SHORT EXERCISE A
Convert the records, from the beginning through the line containing "The roller 42 is at (342, 598).", into a Markdown table with the columns Row and Record line. Number each line and skip any blank lines.

-- start TEXT EXCERPT --

Every year at the end of December I post a list of my ten favorite blog posts from the year now ending. This year I've compiled two such lists: one of my favorite nonfiction posts, another of my favorite poems. (Here's the first one; I'll post the second one in a day or two.) [ETA: Top ten poetry posts of 2008.]

Rereading the year-in-blog-posts, I'm reminded of what a rollercoaster this year has been. Thanks for being part of the conversation here during 2008; here's to 2009!

A place where prayer can dwell. "I think our multifaceted nature is both our boon and our greatest challenge. We're a patchwork religious movement. My other Jewish identity, Jewish Renewal, is also a many-splendored thing, a patchwork quilt of ideas and practices and teachings; of course, Renewal is actively transdenominational, so a certain patchwork nature is presumed. Reform Judaism aims to be a single unitary denomination -- though one which can include, for instance, my parents' congregation (historically a classical Reform institution) and mine (which lives out Reform values in a decidedly nontraditional way.) My guess is that this siddur will challenge both of our communities, though in different ways. Maybe that's a sign that its creators have crafted something interesting and complex."

Brokenness and purity. "Why did the children of Israel save the shards of the broken tablets? Why not destroy them, or leave them behind in the desert? Surely no one there wanted to keep them as mementos of one of the community's strongest lapses of faith? But the tradition teaches us that the broken tablets were preserved as a sign that holiness persists even in our brokenness. Sometimes our brokenness, our mistakes, are what we have to offer to God...and that's worthy of preservation along with the aspects of us which are whole."

-- end TEXT EXCERPT --

SHORT EXERCISE B
Reproduce the year-end blog post excerpt above word for word, in full.

-- start DATA EXTRACT --

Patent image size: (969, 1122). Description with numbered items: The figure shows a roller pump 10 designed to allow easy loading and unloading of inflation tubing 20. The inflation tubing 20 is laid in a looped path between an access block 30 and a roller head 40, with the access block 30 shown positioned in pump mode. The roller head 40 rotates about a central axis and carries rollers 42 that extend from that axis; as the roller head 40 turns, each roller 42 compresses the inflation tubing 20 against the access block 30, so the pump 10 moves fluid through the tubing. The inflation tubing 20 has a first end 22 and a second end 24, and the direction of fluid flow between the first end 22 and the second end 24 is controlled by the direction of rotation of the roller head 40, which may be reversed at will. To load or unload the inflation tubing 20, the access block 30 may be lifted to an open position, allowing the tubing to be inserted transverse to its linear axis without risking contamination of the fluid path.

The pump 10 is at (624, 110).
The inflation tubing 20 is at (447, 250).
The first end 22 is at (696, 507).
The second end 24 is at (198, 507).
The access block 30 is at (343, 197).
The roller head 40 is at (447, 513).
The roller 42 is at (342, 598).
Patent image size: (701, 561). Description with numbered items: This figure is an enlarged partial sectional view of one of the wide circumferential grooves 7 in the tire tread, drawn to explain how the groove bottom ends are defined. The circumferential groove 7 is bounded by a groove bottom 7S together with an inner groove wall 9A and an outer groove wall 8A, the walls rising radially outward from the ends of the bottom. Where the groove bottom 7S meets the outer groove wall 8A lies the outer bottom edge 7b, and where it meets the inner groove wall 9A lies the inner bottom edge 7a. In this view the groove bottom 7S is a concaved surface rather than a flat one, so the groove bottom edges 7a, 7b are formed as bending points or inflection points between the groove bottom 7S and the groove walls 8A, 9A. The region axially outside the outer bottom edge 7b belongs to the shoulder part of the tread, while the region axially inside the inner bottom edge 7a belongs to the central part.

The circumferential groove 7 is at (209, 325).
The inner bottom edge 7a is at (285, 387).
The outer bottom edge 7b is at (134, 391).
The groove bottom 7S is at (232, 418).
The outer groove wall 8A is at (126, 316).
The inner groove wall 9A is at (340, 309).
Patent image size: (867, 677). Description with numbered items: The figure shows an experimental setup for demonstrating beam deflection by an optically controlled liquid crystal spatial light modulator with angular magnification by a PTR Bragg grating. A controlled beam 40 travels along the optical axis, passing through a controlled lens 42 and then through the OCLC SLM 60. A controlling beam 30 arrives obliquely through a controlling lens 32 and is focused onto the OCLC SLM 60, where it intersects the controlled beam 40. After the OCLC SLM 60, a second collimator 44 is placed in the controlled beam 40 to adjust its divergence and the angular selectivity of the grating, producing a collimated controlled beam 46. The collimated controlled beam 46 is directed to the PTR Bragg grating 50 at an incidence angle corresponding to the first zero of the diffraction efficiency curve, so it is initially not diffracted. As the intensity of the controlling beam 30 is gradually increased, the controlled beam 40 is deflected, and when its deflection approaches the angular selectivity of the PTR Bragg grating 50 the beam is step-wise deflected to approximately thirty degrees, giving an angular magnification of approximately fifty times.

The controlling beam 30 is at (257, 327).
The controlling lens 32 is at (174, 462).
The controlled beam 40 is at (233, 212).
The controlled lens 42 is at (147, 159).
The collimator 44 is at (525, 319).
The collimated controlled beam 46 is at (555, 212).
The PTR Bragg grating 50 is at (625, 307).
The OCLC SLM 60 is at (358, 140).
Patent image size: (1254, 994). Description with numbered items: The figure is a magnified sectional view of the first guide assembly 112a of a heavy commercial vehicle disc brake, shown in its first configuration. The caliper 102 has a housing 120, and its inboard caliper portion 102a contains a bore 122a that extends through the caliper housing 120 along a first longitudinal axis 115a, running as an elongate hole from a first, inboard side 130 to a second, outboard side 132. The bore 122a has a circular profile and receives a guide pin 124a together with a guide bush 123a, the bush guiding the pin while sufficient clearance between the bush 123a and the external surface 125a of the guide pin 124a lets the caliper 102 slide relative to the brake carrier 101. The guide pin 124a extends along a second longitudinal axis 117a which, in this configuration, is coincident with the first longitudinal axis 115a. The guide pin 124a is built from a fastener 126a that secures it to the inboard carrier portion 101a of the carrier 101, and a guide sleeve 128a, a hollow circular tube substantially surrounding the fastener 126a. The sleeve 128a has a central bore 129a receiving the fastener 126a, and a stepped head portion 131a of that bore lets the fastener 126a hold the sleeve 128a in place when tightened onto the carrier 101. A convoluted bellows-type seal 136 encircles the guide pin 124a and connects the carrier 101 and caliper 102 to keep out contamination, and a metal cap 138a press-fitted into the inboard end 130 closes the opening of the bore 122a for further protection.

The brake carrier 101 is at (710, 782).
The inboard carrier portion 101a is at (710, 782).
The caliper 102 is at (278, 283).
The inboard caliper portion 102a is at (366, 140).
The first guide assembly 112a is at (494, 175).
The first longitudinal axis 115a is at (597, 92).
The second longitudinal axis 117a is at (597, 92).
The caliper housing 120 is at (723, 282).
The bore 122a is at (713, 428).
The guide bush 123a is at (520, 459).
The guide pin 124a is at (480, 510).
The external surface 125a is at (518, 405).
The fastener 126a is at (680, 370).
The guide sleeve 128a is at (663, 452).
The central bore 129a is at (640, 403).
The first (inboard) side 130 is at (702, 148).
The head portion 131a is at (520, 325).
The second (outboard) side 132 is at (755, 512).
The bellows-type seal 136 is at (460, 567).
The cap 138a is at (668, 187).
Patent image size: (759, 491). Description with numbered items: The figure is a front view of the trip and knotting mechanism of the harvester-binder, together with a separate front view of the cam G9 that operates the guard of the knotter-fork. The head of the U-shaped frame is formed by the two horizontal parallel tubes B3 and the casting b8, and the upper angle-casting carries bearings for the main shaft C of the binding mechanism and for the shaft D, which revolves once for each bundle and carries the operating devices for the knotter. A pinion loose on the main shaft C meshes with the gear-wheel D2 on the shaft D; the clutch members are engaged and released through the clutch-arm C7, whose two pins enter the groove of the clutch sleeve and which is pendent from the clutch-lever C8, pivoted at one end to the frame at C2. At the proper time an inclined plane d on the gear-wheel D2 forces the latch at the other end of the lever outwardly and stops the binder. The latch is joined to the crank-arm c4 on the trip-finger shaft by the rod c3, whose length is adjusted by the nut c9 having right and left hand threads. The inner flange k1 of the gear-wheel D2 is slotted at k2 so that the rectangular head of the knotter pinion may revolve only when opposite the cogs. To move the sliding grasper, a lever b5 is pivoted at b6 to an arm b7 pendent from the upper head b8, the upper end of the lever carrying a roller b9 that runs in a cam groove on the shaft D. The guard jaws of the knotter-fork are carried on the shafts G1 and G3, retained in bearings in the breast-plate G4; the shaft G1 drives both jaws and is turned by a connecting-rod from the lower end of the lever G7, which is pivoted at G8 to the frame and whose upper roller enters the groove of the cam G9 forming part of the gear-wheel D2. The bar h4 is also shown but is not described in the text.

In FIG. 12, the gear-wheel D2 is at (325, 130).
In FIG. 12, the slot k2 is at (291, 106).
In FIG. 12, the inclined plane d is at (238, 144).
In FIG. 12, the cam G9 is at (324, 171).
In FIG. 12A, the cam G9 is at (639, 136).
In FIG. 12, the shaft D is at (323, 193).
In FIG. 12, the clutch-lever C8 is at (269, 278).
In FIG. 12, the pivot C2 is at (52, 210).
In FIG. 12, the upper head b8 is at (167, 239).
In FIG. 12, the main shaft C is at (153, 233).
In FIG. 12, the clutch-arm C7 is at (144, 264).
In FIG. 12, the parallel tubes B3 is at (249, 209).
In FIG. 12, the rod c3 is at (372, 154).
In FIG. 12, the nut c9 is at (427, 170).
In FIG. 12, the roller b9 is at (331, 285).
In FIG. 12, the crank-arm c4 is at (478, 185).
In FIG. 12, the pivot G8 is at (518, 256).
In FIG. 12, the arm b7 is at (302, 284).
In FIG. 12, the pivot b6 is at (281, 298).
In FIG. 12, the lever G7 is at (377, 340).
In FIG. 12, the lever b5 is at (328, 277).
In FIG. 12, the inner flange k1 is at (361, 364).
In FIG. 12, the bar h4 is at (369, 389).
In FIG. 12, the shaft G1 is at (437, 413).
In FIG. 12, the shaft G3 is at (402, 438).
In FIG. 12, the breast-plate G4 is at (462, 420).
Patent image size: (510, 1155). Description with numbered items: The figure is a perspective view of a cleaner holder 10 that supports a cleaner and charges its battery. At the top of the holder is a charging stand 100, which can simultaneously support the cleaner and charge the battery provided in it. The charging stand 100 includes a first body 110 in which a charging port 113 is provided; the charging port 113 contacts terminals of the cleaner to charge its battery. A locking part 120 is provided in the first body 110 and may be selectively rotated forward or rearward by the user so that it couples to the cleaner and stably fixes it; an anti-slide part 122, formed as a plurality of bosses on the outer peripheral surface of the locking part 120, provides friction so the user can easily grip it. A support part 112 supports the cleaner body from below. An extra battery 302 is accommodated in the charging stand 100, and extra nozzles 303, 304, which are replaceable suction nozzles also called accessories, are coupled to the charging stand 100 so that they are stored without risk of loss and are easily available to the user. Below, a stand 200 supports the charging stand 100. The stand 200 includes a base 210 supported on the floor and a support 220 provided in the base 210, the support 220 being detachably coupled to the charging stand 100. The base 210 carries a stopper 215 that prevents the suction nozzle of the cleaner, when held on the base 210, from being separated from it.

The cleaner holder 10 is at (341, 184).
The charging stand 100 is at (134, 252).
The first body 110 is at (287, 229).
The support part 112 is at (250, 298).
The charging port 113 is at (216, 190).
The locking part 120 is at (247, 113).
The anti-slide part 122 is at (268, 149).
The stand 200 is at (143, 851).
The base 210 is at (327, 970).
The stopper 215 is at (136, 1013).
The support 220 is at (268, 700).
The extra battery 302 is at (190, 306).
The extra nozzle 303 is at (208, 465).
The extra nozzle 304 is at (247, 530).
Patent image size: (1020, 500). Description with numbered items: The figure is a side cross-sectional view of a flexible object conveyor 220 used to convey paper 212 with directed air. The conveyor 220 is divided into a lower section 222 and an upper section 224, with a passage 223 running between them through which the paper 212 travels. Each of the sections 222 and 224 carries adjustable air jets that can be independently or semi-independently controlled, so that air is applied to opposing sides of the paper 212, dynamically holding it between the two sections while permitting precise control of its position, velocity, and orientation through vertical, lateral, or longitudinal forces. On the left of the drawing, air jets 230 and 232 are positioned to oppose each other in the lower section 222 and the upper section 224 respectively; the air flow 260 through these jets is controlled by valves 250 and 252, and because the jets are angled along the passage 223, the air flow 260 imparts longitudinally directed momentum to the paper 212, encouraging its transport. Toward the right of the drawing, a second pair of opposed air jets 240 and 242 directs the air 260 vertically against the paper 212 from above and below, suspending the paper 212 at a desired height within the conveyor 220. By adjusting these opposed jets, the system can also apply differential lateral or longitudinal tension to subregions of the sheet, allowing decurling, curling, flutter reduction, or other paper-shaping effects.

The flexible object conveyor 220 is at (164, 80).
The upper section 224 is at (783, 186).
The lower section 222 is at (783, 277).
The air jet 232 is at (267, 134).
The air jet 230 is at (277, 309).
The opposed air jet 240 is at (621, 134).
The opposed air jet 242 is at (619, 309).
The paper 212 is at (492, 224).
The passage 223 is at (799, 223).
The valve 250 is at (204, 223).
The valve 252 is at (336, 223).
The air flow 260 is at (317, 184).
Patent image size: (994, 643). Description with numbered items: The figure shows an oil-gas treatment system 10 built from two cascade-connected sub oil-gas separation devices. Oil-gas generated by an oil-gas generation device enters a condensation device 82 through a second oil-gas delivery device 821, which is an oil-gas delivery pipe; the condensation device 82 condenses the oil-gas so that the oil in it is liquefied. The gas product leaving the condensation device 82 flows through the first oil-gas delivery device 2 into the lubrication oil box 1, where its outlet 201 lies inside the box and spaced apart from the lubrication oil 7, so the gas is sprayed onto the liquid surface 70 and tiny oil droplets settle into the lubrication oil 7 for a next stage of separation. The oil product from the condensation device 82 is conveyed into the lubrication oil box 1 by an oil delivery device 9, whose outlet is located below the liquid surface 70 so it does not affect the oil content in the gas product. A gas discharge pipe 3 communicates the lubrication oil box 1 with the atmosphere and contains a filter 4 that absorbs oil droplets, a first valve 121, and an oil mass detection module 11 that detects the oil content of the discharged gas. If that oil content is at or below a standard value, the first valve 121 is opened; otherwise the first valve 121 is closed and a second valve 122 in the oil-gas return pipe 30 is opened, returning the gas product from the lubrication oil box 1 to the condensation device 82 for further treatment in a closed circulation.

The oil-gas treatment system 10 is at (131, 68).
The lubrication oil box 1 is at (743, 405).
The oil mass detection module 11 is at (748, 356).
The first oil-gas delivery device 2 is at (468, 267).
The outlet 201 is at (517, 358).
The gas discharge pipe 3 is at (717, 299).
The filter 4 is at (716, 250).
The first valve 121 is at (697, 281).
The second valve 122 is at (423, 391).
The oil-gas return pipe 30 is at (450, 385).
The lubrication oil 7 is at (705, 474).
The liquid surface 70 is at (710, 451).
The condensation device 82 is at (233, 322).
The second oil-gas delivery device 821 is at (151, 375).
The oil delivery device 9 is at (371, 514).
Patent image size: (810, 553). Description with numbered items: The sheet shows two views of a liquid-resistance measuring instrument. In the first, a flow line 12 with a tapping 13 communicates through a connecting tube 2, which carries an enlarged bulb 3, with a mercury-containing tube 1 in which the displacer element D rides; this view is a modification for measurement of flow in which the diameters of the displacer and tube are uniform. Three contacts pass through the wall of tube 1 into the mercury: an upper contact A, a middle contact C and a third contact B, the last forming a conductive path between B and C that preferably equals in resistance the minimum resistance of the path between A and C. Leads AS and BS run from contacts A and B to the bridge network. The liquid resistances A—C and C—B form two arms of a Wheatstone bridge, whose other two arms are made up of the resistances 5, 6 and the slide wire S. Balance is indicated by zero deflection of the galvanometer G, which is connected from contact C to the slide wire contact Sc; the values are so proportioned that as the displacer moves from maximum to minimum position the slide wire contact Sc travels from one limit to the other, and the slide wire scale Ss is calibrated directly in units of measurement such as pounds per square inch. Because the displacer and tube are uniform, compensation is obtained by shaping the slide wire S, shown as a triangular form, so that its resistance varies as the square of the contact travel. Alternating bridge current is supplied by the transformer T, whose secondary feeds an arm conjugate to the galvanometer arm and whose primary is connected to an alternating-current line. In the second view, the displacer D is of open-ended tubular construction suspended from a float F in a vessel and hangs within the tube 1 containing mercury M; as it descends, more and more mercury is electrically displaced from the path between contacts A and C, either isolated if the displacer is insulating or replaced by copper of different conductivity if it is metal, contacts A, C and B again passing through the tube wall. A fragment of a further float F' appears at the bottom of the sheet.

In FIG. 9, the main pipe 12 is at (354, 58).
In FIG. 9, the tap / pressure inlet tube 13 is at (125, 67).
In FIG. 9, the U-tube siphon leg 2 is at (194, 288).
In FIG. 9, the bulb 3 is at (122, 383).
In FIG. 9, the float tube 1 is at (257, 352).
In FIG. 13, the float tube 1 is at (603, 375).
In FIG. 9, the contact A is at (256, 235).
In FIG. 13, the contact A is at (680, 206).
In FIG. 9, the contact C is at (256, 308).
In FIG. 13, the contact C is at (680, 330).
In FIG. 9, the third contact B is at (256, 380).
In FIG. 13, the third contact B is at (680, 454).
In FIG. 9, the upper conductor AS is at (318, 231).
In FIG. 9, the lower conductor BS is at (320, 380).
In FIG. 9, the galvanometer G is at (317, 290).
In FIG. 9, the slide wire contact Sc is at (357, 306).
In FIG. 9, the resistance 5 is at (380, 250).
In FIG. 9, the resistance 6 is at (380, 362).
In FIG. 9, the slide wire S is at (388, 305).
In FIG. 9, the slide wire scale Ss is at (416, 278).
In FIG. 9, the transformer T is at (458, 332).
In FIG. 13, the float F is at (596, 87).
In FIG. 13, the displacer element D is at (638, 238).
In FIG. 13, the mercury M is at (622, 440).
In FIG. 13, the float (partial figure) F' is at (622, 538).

-- end DATA EXTRACT --

TASK RESPONSE A
| Row | Record line |
|---|---|
| 1 | Patent image size: (969, 1122). Description with numbered items: The figure shows a roller pump 10 designed to allow easy loading and unloading of inflation tubing 20. The inflation tubing 20 is laid in a looped path between an access block 30 and a roller head 40, with the access block 30 shown positioned in pump mode. The roller head 40 rotates about a central axis and carries rollers 42 that extend from that axis; as the roller head 40 turns, each roller 42 compresses the inflation tubing 20 against the access block 30, so the pump 10 moves fluid through the tubing. The inflation tubing 20 has a first end 22 and a second end 24, and the direction of fluid flow between the first end 22 and the second end 24 is controlled by the direction of rotation of the roller head 40, which may be reversed at will. To load or unload the inflation tubing 20, the access block 30 may be lifted to an open position, allowing the tubing to be inserted transverse to its linear axis without risking contamination of the fluid path. |
| 2 | The pump 10 is at (624, 110). |
| 3 | The inflation tubing 20 is at (447, 250). |
| 4 | The first end 22 is at (696, 507). |
| 5 | The second end 24 is at (198, 507). |
| 6 | The access block 30 is at (343, 197). |
| 7 | The roller head 40 is at (447, 513). |
| 8 | The roller 42 is at (342, 598). |

TASK RESPONSE B
Every year at the end of December I post a list of my ten favorite blog posts from the year now ending. This year I've compiled two such lists: one of my favorite nonfiction posts, another of my favorite poems. (Here's the first one; I'll post the second one in a day or two.) [ETA: Top ten poetry posts of 2008.]

Rereading the year-in-blog-posts, I'm reminded of what a rollercoaster this year has been. Thanks for being part of the conversation here during 2008; here's to 2009!

A place where prayer can dwell. "I think our multifaceted nature is both our boon and our greatest challenge. We're a patchwork religious movement. My other Jewish identity, Jewish Renewal, is also a many-splendored thing, a patchwork quilt of ideas and practices and teachings; of course, Renewal is actively transdenominational, so a certain patchwork nature is presumed. Reform Judaism aims to be a single unitary denomination -- though one which can include, for instance, my parents' congregation (historically a classical Reform institution) and mine (which lives out Reform values in a decidedly nontraditional way.) My guess is that this siddur will challenge both of our communities, though in different ways. Maybe that's a sign that its creators have crafted something interesting and complex."

Brokenness and purity. "Why did the children of Israel save the shards of the broken tablets? Why not destroy them, or leave them behind in the desert? Surely no one there wanted to keep them as mementos of one of the community's strongest lapses of faith? But the tradition teaches us that the broken tablets were preserved as a sign that holiness persists even in our brokenness. Sometimes our brokenness, our mistakes, are what we have to offer to God...and that's worthy of preservation along with the aspects of us which are whole."